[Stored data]
= = = = = = =

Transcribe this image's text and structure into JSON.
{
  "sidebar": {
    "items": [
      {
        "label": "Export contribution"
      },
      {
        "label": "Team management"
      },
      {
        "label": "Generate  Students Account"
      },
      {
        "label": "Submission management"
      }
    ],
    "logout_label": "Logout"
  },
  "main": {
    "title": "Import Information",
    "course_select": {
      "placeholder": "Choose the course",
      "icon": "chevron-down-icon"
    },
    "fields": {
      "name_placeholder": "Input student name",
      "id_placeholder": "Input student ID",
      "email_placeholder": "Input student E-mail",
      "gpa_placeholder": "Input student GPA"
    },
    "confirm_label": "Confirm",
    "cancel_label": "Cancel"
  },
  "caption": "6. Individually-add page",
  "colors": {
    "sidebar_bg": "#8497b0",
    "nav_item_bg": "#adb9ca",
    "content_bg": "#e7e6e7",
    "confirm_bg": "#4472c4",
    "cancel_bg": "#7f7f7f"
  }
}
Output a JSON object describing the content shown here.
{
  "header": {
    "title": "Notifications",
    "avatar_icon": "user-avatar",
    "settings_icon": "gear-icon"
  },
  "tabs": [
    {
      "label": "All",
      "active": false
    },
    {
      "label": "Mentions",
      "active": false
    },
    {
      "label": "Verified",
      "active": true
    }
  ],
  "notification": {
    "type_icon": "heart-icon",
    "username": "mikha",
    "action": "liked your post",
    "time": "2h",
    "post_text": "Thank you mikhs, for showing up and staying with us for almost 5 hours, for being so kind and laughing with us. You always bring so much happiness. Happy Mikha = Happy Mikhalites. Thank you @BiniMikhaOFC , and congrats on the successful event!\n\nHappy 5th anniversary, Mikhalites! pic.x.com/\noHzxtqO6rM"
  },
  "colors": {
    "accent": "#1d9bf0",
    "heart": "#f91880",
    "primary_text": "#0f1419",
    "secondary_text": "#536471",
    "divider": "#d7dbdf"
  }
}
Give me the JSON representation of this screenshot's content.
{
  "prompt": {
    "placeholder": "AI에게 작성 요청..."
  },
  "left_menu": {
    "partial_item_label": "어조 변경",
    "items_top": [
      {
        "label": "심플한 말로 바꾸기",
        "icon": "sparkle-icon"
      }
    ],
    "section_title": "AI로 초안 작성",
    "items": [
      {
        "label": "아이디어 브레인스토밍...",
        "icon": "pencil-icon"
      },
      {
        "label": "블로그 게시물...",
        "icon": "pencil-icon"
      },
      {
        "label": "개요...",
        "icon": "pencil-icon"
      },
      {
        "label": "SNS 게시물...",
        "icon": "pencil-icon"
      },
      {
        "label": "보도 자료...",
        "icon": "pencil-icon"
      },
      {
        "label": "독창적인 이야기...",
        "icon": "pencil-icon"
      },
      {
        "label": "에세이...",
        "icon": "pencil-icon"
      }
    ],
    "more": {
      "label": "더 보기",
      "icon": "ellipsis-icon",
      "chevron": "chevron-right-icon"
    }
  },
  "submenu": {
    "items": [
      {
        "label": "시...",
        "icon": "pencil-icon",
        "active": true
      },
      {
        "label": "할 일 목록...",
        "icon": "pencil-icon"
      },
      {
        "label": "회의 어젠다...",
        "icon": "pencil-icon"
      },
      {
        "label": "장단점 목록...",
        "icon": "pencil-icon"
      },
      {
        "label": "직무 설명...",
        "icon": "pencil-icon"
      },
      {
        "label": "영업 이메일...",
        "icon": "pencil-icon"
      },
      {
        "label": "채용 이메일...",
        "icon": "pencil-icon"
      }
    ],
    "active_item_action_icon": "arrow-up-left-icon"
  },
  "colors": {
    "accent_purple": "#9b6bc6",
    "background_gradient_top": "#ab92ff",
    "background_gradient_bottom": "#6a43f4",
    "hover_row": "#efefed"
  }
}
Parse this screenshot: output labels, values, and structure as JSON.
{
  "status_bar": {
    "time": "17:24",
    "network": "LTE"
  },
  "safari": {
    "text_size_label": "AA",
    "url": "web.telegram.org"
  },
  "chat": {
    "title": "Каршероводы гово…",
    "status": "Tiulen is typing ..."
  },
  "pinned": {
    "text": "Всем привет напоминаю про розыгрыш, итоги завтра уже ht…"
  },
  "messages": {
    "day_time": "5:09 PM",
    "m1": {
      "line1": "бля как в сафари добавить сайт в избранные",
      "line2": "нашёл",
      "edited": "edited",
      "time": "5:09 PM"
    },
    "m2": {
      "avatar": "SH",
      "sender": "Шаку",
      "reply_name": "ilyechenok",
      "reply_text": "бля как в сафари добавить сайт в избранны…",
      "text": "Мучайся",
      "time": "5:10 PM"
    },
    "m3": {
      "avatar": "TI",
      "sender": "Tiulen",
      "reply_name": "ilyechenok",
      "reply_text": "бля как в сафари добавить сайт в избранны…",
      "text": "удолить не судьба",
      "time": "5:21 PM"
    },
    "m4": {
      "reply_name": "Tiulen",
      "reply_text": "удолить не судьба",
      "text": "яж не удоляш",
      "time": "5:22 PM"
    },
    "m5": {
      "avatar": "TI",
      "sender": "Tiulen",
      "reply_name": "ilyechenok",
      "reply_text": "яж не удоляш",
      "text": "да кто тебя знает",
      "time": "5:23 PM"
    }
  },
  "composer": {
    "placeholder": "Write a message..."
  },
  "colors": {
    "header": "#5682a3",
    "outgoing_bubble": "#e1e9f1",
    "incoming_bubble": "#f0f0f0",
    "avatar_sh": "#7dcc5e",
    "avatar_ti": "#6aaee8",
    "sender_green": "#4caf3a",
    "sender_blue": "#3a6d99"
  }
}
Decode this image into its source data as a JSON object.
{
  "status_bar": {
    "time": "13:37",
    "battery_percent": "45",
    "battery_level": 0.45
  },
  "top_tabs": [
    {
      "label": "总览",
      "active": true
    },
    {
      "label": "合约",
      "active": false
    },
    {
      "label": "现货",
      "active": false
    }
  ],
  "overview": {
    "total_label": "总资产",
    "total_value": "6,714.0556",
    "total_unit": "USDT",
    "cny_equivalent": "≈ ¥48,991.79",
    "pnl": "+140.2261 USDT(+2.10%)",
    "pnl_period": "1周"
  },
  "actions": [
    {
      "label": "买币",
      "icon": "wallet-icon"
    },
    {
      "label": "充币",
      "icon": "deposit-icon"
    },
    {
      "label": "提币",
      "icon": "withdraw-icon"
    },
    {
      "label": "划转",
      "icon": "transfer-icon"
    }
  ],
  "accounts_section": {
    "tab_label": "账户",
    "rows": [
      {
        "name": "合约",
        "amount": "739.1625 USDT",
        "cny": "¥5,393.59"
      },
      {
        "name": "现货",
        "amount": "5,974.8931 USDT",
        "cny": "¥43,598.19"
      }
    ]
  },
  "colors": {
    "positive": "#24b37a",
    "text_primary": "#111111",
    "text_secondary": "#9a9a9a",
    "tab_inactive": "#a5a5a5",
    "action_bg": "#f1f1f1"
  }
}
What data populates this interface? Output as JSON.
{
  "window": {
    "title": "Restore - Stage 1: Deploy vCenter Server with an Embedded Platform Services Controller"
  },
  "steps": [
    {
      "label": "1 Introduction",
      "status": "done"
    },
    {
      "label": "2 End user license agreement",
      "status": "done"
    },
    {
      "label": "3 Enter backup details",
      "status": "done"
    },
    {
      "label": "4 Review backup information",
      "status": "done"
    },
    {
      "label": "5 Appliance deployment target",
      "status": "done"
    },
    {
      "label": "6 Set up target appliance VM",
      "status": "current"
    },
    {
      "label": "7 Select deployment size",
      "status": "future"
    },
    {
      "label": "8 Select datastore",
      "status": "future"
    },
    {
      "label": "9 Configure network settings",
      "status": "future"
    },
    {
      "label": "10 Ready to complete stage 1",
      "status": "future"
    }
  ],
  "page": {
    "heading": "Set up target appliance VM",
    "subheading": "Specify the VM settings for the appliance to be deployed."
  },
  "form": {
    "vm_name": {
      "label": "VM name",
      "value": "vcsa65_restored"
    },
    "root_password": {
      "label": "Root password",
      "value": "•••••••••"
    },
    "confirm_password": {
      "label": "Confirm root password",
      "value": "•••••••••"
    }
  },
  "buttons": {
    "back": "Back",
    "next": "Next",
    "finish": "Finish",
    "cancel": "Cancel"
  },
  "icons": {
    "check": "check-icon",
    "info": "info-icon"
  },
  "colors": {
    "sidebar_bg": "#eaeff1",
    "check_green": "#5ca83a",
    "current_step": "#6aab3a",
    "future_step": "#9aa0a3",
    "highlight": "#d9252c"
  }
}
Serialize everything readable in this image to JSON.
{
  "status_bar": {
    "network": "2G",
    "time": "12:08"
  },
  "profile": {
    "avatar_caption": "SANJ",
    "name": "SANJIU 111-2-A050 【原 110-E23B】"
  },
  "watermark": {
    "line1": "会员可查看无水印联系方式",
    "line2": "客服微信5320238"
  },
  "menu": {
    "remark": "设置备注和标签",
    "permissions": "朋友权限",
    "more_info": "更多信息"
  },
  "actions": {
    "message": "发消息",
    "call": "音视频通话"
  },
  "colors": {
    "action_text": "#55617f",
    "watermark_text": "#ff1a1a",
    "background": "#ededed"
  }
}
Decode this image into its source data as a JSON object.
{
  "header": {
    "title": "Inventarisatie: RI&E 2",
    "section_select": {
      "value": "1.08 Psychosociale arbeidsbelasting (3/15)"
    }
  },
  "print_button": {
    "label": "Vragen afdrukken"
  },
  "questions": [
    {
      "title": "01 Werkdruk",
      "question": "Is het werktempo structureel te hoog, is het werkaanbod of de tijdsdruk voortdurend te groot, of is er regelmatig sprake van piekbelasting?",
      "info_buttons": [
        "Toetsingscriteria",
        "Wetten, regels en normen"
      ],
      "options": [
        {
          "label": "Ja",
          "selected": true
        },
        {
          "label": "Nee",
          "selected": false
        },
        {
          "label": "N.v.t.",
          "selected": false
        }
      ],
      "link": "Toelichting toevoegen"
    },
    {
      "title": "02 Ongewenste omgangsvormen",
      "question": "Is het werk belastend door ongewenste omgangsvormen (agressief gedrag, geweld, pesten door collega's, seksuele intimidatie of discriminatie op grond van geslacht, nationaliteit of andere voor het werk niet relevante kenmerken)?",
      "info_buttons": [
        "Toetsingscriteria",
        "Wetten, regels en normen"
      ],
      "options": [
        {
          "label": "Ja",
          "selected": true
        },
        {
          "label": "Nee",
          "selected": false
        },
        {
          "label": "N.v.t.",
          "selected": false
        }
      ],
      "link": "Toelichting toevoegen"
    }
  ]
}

= = = = = = =

GIVEN EXERCISE. Sift through the entries and copy every line with "target".

EXERCISE SOLUTION.
      "label": "5 Appliance deployment target",
      "label": "6 Set up target appliance VM",
    "heading": "Set up target appliance VM",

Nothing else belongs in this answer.